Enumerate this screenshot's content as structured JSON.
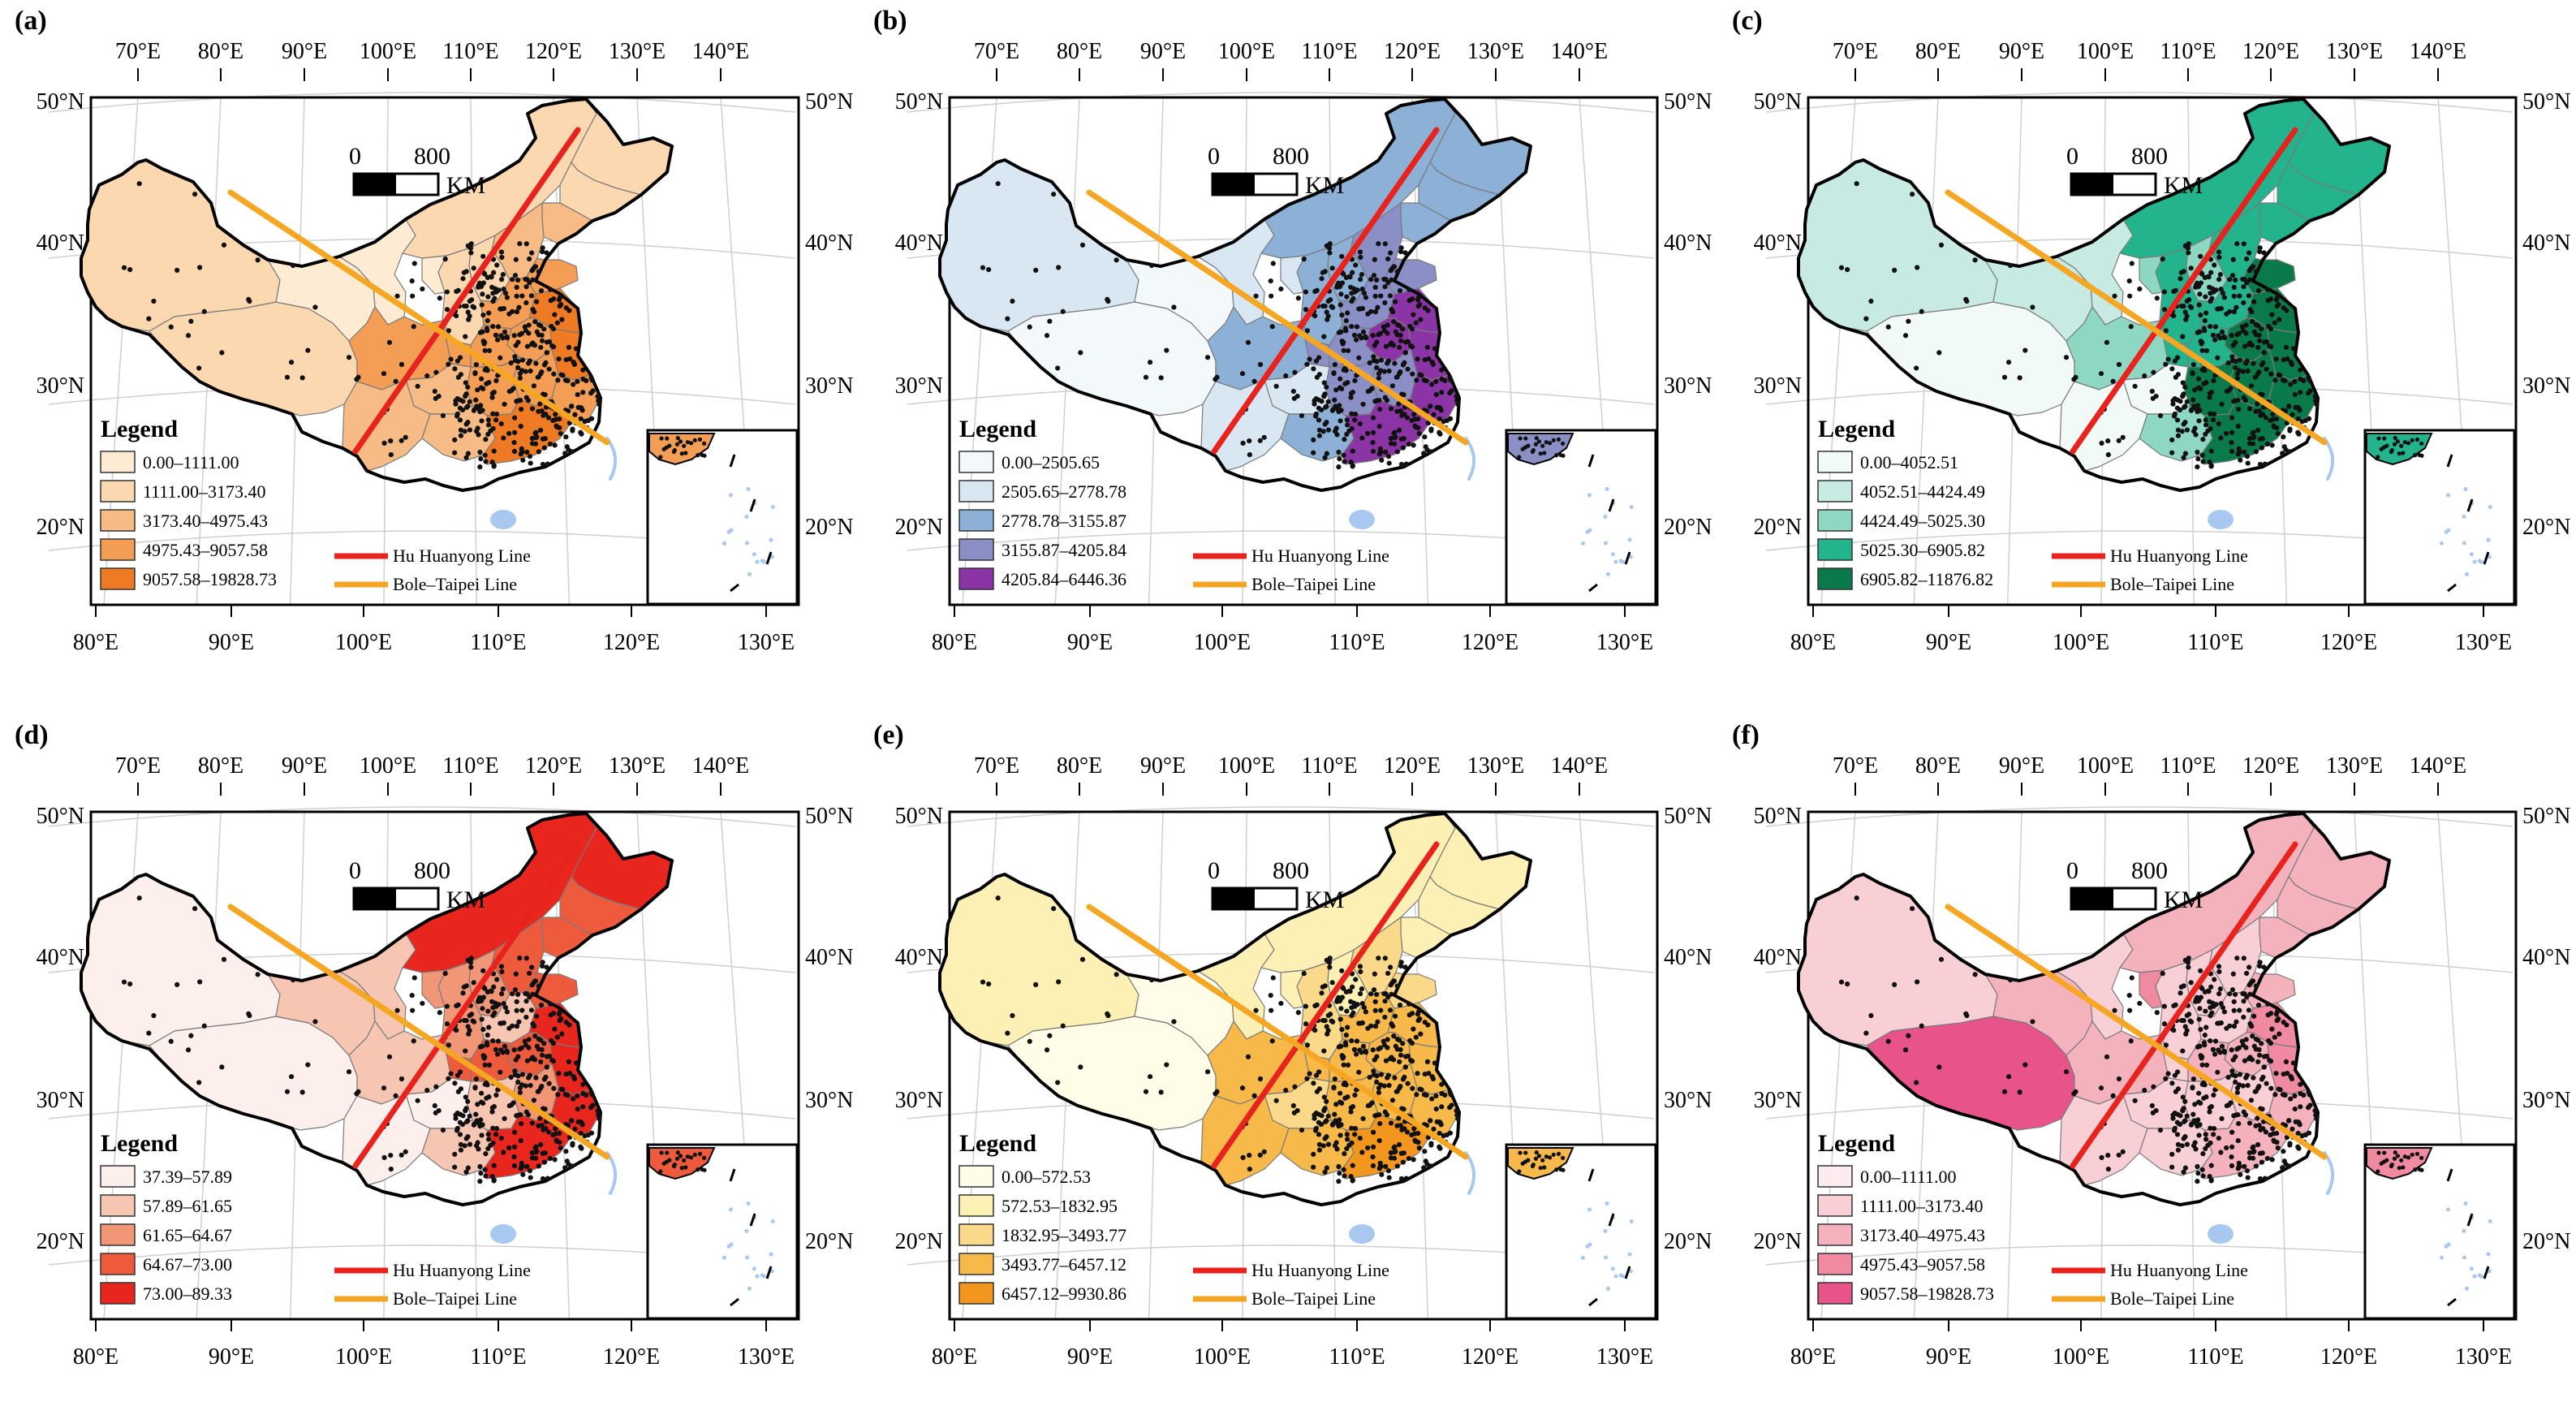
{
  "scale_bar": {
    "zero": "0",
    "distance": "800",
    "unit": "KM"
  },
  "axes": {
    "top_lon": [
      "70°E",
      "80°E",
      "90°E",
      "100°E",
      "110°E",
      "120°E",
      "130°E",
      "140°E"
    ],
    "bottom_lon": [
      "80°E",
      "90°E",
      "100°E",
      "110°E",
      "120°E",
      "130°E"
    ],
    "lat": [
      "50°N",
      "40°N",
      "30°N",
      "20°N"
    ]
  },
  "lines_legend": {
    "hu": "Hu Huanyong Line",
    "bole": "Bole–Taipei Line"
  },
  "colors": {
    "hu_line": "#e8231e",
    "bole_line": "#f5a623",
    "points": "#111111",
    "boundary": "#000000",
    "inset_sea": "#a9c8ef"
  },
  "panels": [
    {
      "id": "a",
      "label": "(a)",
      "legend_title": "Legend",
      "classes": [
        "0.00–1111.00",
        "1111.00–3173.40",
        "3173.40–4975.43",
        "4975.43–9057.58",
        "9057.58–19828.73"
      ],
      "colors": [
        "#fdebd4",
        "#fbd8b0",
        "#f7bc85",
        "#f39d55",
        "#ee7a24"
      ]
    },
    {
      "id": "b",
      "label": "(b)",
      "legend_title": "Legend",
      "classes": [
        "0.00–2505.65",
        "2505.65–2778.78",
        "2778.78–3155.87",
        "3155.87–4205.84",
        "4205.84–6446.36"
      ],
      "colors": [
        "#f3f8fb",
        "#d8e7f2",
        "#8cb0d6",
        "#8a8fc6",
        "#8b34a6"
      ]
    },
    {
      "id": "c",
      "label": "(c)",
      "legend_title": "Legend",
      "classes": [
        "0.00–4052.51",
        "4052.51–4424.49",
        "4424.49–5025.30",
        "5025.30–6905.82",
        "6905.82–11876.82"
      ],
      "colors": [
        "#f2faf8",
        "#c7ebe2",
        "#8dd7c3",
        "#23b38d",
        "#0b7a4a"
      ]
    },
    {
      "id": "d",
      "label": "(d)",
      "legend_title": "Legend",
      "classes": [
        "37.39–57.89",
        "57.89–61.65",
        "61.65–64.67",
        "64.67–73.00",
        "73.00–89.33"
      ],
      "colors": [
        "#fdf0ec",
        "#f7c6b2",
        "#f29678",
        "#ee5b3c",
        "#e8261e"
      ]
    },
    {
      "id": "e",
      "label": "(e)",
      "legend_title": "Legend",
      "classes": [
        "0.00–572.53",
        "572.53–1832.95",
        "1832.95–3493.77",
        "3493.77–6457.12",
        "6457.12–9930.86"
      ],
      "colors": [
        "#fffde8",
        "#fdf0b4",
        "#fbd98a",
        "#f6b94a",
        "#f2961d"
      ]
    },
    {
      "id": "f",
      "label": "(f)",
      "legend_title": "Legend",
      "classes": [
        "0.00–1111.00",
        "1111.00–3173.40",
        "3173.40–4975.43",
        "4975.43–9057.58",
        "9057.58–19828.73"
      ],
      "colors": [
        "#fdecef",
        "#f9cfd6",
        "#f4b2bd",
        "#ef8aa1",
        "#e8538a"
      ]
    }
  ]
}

════════

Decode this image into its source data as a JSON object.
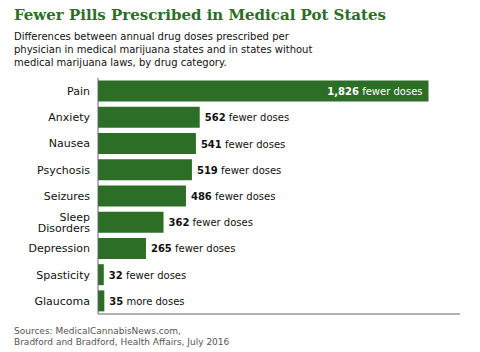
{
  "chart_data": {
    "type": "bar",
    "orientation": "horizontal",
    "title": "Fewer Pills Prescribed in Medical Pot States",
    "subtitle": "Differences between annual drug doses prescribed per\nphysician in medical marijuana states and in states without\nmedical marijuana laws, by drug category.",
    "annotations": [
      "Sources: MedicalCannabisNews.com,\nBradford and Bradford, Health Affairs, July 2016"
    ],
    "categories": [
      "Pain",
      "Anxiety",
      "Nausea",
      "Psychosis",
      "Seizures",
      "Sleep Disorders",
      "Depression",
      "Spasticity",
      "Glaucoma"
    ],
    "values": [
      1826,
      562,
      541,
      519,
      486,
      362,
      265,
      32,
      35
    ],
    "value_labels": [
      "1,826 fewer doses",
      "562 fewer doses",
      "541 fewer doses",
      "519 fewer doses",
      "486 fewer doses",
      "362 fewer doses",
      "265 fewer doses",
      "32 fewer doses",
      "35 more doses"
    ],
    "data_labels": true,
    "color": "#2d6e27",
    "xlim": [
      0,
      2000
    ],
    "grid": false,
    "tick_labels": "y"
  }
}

════════

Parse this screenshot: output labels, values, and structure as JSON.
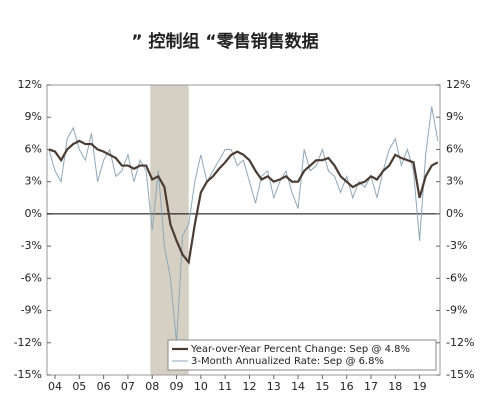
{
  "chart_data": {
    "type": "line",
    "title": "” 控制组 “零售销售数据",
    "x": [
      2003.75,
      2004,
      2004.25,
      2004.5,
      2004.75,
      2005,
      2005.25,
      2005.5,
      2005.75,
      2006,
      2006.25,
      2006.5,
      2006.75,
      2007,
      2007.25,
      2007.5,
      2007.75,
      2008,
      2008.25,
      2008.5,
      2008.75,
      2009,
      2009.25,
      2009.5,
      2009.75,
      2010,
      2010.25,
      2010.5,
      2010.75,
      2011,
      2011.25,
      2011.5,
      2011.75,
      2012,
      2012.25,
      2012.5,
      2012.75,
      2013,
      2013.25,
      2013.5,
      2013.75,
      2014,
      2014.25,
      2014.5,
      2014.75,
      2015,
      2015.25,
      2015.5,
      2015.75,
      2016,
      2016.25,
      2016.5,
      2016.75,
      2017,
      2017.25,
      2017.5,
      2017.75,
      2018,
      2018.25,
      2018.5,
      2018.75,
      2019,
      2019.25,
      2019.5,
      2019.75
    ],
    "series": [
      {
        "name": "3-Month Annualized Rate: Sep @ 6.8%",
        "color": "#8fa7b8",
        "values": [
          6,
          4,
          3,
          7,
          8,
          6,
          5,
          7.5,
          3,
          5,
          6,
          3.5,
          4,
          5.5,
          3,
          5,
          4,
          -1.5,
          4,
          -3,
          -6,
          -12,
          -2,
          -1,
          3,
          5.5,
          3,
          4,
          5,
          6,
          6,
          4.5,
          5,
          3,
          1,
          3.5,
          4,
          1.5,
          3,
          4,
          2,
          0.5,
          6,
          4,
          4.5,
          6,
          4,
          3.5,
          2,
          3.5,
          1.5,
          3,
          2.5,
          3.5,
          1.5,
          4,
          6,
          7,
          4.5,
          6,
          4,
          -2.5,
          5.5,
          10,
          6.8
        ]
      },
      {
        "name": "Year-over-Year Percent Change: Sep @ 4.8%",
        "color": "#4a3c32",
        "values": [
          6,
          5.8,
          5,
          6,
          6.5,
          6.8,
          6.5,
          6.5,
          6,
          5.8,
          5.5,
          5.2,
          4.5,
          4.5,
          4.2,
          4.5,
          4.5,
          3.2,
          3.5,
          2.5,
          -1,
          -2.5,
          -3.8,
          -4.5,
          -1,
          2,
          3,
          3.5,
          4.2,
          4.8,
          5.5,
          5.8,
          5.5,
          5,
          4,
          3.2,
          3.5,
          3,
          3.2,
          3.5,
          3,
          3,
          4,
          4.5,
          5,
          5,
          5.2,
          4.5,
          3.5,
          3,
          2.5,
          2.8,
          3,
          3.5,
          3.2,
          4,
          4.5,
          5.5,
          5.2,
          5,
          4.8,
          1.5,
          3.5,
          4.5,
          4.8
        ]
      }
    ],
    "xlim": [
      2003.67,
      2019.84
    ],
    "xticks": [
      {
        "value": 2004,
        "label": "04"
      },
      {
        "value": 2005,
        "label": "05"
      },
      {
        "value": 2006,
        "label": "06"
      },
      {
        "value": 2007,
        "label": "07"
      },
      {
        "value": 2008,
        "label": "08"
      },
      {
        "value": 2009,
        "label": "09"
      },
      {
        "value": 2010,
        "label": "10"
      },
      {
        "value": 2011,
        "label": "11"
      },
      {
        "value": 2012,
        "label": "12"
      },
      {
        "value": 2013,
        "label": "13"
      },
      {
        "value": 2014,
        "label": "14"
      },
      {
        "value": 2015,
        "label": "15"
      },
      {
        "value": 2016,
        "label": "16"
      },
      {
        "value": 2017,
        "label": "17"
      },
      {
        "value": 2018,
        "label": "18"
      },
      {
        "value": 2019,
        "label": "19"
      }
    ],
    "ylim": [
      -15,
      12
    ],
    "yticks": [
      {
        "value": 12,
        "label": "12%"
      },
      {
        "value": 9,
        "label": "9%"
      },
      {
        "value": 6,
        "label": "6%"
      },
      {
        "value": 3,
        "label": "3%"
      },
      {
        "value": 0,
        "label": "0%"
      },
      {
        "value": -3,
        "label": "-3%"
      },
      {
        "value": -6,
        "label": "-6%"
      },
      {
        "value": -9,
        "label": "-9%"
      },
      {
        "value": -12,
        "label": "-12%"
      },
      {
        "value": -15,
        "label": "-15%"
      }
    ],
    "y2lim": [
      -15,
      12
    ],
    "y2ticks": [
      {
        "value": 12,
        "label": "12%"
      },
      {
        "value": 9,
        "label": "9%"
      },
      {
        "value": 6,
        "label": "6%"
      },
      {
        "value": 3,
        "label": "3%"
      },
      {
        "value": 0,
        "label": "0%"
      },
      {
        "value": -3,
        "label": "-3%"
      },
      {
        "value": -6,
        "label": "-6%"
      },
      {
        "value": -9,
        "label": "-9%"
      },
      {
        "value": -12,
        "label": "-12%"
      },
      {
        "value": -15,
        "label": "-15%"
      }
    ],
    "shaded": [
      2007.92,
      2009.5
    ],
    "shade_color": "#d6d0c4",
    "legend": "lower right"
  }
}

════════

■ EXERCISE TASK:
Copy all lines in the listing above where the string "this" appears.

■ RESPONSE TO THE TASK:
Enumerate this screenshot's content as structured JSON.
Decode this image into its source data as a JSON object.
Parse this screenshot: output labels, values, and structure as JSON.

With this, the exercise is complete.